Records
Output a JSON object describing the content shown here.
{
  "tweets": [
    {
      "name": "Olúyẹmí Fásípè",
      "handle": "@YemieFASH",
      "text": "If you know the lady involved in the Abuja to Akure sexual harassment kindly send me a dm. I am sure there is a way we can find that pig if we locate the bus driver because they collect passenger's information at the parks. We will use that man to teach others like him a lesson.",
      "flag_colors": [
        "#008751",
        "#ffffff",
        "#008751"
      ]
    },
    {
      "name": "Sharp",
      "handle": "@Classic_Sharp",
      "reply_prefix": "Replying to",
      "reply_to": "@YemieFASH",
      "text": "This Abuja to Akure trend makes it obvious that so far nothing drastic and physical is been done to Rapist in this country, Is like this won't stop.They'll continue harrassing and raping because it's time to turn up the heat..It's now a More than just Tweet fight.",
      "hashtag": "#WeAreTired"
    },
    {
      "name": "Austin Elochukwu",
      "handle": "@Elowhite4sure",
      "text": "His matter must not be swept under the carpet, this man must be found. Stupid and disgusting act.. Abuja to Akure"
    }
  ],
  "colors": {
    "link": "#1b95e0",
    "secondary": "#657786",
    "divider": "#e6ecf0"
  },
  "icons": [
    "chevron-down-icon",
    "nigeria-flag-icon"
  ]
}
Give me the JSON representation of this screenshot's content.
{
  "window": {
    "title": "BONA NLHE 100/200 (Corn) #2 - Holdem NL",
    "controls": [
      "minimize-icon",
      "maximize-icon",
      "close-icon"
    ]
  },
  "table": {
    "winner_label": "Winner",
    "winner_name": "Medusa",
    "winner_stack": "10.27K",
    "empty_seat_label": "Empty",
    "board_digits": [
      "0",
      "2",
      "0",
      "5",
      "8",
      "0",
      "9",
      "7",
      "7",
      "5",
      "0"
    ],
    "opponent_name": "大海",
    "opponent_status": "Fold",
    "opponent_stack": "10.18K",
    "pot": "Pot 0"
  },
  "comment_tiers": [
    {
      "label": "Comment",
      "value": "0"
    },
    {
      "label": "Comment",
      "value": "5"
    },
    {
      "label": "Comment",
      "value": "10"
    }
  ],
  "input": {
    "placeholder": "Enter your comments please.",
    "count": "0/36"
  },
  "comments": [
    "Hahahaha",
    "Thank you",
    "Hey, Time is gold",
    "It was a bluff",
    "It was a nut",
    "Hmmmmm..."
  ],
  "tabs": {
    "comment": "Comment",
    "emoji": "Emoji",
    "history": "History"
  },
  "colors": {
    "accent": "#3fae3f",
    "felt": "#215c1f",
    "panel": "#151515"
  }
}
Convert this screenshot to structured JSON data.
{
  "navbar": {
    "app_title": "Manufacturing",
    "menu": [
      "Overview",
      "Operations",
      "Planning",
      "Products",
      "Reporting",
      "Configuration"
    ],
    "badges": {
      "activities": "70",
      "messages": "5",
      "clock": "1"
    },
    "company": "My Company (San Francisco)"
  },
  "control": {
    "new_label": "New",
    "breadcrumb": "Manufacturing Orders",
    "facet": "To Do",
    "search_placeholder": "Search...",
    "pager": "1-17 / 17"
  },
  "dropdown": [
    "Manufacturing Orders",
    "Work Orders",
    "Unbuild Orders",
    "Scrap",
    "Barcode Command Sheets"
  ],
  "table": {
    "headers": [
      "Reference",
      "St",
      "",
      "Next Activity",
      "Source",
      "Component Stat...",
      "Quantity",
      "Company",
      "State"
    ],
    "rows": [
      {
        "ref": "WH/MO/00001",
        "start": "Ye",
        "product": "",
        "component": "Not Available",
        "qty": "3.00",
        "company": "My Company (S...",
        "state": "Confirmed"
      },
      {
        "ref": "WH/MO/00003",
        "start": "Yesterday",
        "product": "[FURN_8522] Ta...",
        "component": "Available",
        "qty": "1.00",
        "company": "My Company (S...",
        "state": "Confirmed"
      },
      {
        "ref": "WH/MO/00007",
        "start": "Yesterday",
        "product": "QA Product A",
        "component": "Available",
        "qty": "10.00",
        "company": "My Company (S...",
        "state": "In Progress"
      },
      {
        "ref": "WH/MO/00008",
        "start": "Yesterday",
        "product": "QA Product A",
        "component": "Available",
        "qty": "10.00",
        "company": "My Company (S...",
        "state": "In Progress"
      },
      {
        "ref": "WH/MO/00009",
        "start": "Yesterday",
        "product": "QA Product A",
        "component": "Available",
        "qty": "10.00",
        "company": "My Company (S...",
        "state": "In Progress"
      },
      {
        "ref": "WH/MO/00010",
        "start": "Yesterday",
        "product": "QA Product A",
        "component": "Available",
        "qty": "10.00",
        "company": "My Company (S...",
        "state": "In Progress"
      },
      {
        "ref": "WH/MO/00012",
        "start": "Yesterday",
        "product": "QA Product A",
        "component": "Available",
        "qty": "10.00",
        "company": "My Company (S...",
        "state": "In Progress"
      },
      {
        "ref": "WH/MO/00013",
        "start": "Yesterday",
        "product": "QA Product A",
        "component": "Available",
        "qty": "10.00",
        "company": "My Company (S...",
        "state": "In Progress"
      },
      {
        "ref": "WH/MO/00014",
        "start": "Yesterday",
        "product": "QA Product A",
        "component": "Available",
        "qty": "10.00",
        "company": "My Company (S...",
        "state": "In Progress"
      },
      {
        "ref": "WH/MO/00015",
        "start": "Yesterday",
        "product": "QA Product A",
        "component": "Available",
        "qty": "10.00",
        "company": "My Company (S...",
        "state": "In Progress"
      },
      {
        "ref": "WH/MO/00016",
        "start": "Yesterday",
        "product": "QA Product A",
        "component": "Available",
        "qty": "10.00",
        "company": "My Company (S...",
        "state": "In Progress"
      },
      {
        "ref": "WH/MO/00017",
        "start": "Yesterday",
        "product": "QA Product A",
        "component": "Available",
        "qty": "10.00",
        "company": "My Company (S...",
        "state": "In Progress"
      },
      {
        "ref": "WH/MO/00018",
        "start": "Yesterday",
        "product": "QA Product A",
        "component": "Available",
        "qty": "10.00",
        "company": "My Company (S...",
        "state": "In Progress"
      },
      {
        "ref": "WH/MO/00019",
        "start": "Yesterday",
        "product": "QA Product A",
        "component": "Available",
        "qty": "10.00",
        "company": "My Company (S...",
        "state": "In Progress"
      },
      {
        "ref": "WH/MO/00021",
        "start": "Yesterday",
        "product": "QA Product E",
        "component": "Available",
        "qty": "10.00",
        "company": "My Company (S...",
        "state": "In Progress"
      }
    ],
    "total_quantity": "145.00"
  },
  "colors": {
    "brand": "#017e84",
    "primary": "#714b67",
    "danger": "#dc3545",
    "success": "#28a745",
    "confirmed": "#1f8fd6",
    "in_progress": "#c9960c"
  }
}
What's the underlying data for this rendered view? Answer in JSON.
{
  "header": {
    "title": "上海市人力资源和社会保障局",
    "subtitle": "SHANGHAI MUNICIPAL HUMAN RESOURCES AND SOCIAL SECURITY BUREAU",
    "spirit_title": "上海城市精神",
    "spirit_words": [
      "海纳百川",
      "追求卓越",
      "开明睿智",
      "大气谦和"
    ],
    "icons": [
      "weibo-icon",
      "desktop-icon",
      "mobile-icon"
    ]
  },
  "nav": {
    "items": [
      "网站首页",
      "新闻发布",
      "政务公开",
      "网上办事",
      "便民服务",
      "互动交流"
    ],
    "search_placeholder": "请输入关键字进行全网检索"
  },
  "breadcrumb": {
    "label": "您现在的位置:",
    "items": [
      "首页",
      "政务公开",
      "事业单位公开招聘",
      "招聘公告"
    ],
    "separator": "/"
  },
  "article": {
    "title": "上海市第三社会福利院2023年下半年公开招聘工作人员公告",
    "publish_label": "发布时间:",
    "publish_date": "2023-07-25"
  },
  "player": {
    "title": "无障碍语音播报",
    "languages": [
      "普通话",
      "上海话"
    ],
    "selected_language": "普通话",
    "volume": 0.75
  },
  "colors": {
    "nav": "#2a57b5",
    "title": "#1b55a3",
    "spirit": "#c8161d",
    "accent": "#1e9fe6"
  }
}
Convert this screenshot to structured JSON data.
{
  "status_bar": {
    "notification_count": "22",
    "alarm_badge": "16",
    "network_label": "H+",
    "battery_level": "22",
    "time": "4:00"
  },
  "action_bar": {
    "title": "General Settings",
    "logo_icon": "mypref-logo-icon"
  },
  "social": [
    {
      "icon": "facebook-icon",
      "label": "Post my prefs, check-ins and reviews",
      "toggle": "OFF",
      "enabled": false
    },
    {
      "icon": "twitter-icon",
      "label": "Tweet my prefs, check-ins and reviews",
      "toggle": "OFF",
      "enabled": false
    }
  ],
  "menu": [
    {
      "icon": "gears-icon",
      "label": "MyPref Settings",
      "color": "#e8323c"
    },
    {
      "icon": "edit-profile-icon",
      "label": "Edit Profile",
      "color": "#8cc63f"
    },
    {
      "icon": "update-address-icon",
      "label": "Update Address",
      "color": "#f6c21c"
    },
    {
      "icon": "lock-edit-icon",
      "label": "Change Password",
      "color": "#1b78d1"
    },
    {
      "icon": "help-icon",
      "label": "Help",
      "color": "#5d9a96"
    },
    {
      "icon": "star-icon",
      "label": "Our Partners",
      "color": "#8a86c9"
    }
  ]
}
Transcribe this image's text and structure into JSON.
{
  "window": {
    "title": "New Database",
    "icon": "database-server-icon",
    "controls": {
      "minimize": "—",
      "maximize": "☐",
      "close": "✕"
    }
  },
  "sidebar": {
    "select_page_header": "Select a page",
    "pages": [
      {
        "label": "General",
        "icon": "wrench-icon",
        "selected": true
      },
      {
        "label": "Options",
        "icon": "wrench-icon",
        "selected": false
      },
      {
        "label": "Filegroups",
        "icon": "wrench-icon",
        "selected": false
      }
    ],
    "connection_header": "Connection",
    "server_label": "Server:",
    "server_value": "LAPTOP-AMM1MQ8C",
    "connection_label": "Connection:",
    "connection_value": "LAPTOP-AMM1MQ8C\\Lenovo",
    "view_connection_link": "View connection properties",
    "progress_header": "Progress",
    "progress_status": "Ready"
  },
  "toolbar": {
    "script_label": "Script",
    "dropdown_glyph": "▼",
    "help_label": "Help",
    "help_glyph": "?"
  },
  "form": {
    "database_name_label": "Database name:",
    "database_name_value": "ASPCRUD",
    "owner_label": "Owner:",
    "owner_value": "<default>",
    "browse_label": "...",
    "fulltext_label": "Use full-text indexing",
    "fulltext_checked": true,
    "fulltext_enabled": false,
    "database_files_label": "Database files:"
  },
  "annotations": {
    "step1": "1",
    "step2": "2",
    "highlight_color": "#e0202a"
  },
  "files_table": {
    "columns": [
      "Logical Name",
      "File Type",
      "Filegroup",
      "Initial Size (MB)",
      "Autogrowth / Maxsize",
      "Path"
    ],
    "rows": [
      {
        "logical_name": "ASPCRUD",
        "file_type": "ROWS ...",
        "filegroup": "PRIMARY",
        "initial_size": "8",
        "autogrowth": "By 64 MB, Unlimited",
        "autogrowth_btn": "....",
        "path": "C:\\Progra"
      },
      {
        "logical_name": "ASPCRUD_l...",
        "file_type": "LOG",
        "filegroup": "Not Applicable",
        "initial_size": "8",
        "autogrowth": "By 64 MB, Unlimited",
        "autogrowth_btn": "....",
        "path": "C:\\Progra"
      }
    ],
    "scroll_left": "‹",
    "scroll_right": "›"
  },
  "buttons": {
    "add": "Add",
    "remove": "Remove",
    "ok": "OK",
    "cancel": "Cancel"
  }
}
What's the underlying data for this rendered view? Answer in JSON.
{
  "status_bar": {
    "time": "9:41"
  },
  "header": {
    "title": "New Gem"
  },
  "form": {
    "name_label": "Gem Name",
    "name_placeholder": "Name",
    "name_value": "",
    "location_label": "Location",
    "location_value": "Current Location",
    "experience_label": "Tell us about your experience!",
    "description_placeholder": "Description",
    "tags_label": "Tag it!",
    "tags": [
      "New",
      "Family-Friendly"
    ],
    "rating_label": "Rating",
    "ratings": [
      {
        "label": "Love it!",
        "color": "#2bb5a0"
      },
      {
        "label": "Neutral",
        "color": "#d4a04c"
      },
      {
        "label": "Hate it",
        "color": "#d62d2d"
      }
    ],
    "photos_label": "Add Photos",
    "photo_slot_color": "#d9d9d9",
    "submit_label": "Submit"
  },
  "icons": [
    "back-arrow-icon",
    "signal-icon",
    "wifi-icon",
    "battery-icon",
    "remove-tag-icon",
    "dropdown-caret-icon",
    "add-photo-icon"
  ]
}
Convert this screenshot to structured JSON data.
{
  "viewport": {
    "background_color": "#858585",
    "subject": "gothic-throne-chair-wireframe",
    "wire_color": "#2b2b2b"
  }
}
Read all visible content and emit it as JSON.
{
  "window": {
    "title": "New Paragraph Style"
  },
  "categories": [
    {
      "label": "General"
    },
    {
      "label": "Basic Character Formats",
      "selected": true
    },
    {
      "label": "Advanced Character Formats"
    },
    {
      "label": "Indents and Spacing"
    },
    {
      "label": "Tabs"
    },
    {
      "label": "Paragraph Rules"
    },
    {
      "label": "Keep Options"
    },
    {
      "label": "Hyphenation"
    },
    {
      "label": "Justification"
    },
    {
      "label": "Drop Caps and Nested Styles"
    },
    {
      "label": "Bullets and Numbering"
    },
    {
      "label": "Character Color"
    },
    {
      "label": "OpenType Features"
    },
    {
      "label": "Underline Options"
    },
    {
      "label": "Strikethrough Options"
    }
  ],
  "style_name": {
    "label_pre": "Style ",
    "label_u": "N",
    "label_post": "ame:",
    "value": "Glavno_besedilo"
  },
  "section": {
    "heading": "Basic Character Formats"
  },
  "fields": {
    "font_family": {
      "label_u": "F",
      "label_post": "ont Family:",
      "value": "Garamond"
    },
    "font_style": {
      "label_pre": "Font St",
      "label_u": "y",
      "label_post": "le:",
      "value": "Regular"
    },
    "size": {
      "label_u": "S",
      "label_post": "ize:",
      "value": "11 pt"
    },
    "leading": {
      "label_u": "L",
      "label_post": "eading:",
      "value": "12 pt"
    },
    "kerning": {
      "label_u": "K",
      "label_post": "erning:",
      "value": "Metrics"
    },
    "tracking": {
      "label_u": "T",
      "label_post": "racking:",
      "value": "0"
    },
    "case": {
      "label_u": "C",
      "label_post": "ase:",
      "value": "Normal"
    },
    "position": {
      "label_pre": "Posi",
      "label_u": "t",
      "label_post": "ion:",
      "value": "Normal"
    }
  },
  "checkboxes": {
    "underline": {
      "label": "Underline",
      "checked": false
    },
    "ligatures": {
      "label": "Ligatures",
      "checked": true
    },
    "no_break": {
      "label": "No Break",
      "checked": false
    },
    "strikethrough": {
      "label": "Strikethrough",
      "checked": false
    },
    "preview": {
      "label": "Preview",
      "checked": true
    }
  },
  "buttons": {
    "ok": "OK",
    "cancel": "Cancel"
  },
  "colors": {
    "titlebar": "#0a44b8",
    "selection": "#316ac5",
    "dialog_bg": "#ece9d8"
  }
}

=== STATED EXERCISE ===
Show every line from the entries above in which "Paragraph" appears.

=== ANSWER TO THIS TASK ===
    "title": "New Paragraph Style"
      "label": "Paragraph Rules"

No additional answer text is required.